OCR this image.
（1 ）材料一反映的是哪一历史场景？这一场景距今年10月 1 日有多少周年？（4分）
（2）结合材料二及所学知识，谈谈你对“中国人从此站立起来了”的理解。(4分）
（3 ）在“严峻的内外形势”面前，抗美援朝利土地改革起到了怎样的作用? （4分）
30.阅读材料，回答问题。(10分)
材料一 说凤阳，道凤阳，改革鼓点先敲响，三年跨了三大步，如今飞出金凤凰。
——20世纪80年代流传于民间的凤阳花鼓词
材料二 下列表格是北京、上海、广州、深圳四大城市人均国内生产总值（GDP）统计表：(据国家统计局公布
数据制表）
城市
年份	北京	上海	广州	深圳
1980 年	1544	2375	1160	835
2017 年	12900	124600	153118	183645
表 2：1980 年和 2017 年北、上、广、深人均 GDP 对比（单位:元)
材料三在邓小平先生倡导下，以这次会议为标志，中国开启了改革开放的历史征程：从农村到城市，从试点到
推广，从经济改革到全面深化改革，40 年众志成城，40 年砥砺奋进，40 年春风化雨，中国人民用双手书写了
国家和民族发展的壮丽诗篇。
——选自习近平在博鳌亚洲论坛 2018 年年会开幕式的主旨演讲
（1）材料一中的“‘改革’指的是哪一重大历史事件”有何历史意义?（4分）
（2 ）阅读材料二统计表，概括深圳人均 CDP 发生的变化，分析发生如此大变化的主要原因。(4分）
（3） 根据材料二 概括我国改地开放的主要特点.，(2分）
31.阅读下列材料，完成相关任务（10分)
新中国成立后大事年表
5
######
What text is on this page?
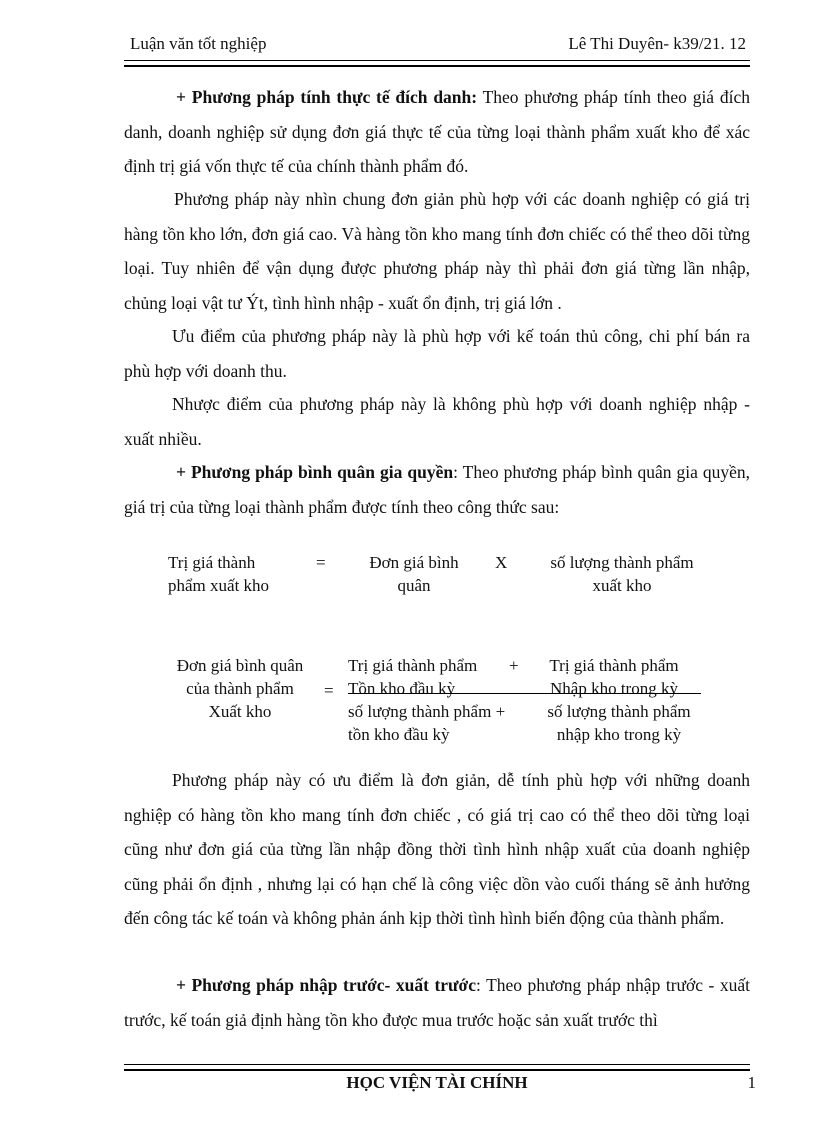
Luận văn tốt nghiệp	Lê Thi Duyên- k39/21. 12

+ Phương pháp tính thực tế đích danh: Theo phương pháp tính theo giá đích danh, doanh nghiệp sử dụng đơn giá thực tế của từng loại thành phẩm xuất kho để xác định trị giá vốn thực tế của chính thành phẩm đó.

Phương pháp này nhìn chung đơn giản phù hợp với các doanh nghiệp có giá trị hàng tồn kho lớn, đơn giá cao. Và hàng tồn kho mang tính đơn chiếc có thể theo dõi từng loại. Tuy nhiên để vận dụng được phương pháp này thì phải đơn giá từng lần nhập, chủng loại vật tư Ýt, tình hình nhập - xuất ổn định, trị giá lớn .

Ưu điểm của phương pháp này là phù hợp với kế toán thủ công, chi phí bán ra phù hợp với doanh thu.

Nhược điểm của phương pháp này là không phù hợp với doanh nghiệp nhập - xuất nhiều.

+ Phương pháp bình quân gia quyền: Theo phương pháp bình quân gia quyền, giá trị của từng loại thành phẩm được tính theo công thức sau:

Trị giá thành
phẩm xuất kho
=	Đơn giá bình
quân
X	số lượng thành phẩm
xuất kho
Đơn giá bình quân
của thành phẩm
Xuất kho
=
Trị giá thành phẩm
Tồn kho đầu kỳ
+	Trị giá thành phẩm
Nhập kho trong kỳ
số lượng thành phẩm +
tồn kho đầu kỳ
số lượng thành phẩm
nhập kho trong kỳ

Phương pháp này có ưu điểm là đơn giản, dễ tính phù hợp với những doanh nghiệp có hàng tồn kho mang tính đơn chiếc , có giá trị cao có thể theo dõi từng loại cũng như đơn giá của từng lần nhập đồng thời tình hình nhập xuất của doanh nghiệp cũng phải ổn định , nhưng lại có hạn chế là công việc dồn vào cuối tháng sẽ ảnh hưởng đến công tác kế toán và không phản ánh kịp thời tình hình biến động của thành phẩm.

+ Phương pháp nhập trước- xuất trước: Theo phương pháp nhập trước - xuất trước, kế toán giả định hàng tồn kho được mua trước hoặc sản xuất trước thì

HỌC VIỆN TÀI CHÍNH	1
######
Instructions for the task:
Which lines of the material contain the string "công"? List each of them.

Correct result:
Ưu điểm của phương pháp này là phù hợp với kế toán thủ công, chi phí bán ra phù hợp với doanh thu.
+ Phương pháp bình quân gia quyền: Theo phương pháp bình quân gia quyền, giá trị của từng loại thành phẩm được tính theo công thức sau:
Phương pháp này có ưu điểm là đơn giản, dễ tính phù hợp với những doanh nghiệp có hàng tồn kho mang tính đơn chiếc , có giá trị cao có thể theo dõi từng loại cũng như đơn giá của từng lần nhập đồng thời tình hình nhập xuất của doanh nghiệp cũng phải ổn định , nhưng lại có hạn chế là công việc dồn vào cuối tháng sẽ ảnh hưởng đến công tác kế toán và không phản ánh kịp thời tình hình biến động của thành phẩm.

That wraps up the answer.